→ DIRECTIVE
Pick out every line of the records that contains the string "rain", matching case exactly, and copy each one.

Element region listings:
━━━━━━

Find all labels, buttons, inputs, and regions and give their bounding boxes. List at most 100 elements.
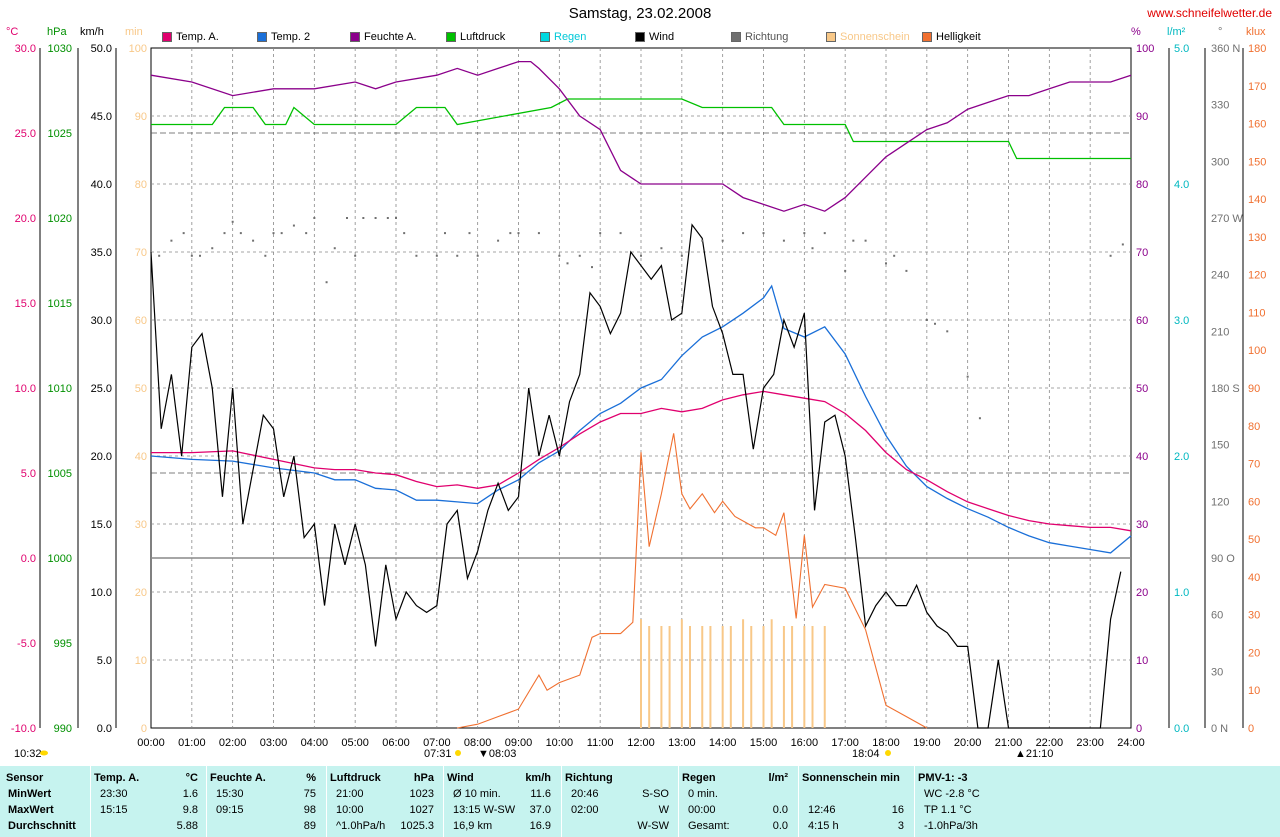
legend-label: Wind bbox=[649, 31, 675, 43]
sun-tick: 100 bbox=[129, 43, 147, 55]
humidity-tick: 10 bbox=[1136, 655, 1148, 667]
legend-label: Helligkeit bbox=[936, 31, 981, 43]
humidity-tick: 0 bbox=[1136, 723, 1142, 735]
table-column-sensor: Sensor MinWert MaxWert Durchschnitt bbox=[6, 766, 90, 837]
direction-tick: 210 bbox=[1211, 326, 1229, 338]
direction-point bbox=[395, 217, 397, 219]
direction-point bbox=[190, 254, 193, 257]
wind-tick: 10.0 bbox=[91, 587, 112, 599]
direction-point bbox=[680, 254, 683, 257]
table-cell-value: 89 bbox=[303, 820, 316, 832]
table-cell: 13:15 W-SW bbox=[453, 804, 516, 816]
temp-tick: 15.0 bbox=[15, 298, 36, 310]
direction-point bbox=[864, 239, 867, 242]
legend-item: Helligkeit bbox=[922, 31, 981, 43]
humidity-tick: 20 bbox=[1136, 587, 1148, 599]
legend-swatch bbox=[162, 32, 172, 42]
legend-label: Sonnenschein bbox=[840, 31, 910, 43]
table-unit: % bbox=[306, 772, 316, 784]
direction-tick: 330 bbox=[1211, 100, 1229, 112]
sunrise-note: ▼08:03 bbox=[478, 748, 516, 760]
table-cell-value: 37.0 bbox=[529, 804, 551, 816]
rain-tick: 4.0 bbox=[1174, 179, 1189, 191]
rain-tick: 2.0 bbox=[1174, 451, 1189, 463]
rain-unit: l/m² bbox=[1167, 26, 1186, 38]
table-unit: l/m² bbox=[768, 772, 788, 784]
direction-tick: 150 bbox=[1211, 440, 1229, 452]
direction-point bbox=[782, 239, 785, 242]
direction-point bbox=[966, 375, 969, 378]
direction-point bbox=[456, 254, 459, 257]
direction-tick: 270 W bbox=[1211, 213, 1243, 225]
site-link[interactable]: www.schneifelwetter.de bbox=[1147, 6, 1272, 20]
time-tick: 15:00 bbox=[750, 737, 778, 749]
time-tick: 22:00 bbox=[1036, 737, 1064, 749]
time-tick: 08:00 bbox=[464, 737, 492, 749]
wind-tick: 0.0 bbox=[97, 723, 112, 735]
table-cell: 12:46 bbox=[808, 804, 836, 816]
table-cell: 09:15 bbox=[216, 804, 244, 816]
direction-point bbox=[292, 224, 295, 227]
direction-point bbox=[444, 232, 446, 235]
legend-swatch bbox=[635, 32, 645, 42]
humidity-tick: 70 bbox=[1136, 247, 1148, 259]
lux-tick: 100 bbox=[1248, 345, 1266, 357]
time-tick: 16:00 bbox=[791, 737, 819, 749]
direction-point bbox=[346, 217, 348, 219]
table-row-label: MaxWert bbox=[8, 804, 54, 816]
legend-label: Temp. A. bbox=[176, 31, 219, 43]
direction-point bbox=[1121, 243, 1124, 246]
direction-tick: 120 bbox=[1211, 496, 1229, 508]
time-tick: 20:00 bbox=[954, 737, 982, 749]
humidity-tick: 30 bbox=[1136, 519, 1148, 531]
weather-chart: 30.025.020.015.010.05.00.0-5.0-10.010301… bbox=[11, 43, 1266, 760]
table-cell-value: 5.88 bbox=[176, 820, 198, 832]
table-cell: 21:00 bbox=[336, 788, 364, 800]
temp-tick: 20.0 bbox=[15, 213, 36, 225]
lux-tick: 140 bbox=[1248, 194, 1266, 206]
moonrise-label: 10:32 bbox=[14, 748, 42, 760]
temp-tick: 0.0 bbox=[21, 553, 36, 565]
sun-tick: 40 bbox=[135, 451, 147, 463]
chart-title: Samstag, 23.02.2008 bbox=[568, 5, 712, 22]
table-cell: 20:46 bbox=[571, 788, 599, 800]
legend-item: Regen bbox=[540, 31, 586, 43]
legend-swatch bbox=[731, 32, 741, 42]
direction-unit: ° bbox=[1218, 26, 1223, 38]
table-cell-value: 1027 bbox=[409, 804, 434, 816]
sunrise-icon bbox=[455, 750, 461, 756]
pressure-tick: 1030 bbox=[48, 43, 72, 55]
direction-point bbox=[468, 232, 471, 235]
lux-tick: 80 bbox=[1248, 421, 1260, 433]
time-tick: 07:00 bbox=[423, 737, 451, 749]
table-separator bbox=[678, 766, 679, 837]
humidity-tick: 100 bbox=[1136, 43, 1154, 55]
direction-point bbox=[362, 217, 365, 219]
wind-tick: 5.0 bbox=[97, 655, 112, 667]
wind-tick: 35.0 bbox=[91, 247, 112, 259]
wind-tick: 45.0 bbox=[91, 111, 112, 123]
direction-point bbox=[272, 232, 275, 235]
table-cell: 10:00 bbox=[336, 804, 364, 816]
direction-tick: 90 O bbox=[1211, 553, 1235, 565]
table-unit: hPa bbox=[413, 772, 434, 784]
lux-tick: 150 bbox=[1248, 156, 1266, 168]
legend-swatch bbox=[922, 32, 932, 42]
lux-tick: 160 bbox=[1248, 119, 1266, 131]
table-separator bbox=[798, 766, 799, 837]
direction-point bbox=[885, 262, 887, 265]
series-luftdruck bbox=[151, 98, 1131, 160]
direction-point bbox=[252, 239, 255, 242]
direction-point bbox=[403, 232, 406, 235]
time-tick: 06:00 bbox=[382, 737, 410, 749]
time-tick: 10:00 bbox=[546, 737, 574, 749]
legend-item: Sonnenschein bbox=[826, 31, 910, 43]
table-column-sonne: Sonnenschein min 12:46 16 4:15 h 3 bbox=[802, 766, 910, 837]
direction-point bbox=[415, 254, 418, 257]
direction-tick: 240 bbox=[1211, 270, 1229, 282]
sun-unit: min bbox=[125, 26, 143, 38]
direction-point bbox=[435, 254, 438, 257]
table-cell-value: 1025.3 bbox=[400, 820, 434, 832]
legend-item: Luftdruck bbox=[446, 31, 505, 43]
table-column-richtung: Richtung 20:46 S-SO 02:00 W W-SW bbox=[565, 766, 675, 837]
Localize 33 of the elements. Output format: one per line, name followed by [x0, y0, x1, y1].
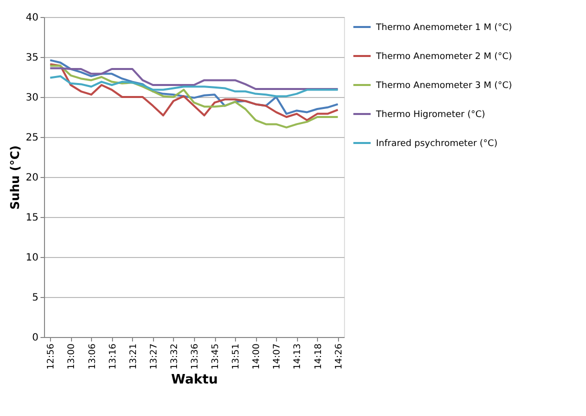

━━━━━━

→ RESULT BELOW
rain-tick: 4.0 bbox=[1174, 179, 1189, 191]
rain-tick: 2.0 bbox=[1174, 451, 1189, 463]
rain-unit: l/m² bbox=[1167, 26, 1186, 38]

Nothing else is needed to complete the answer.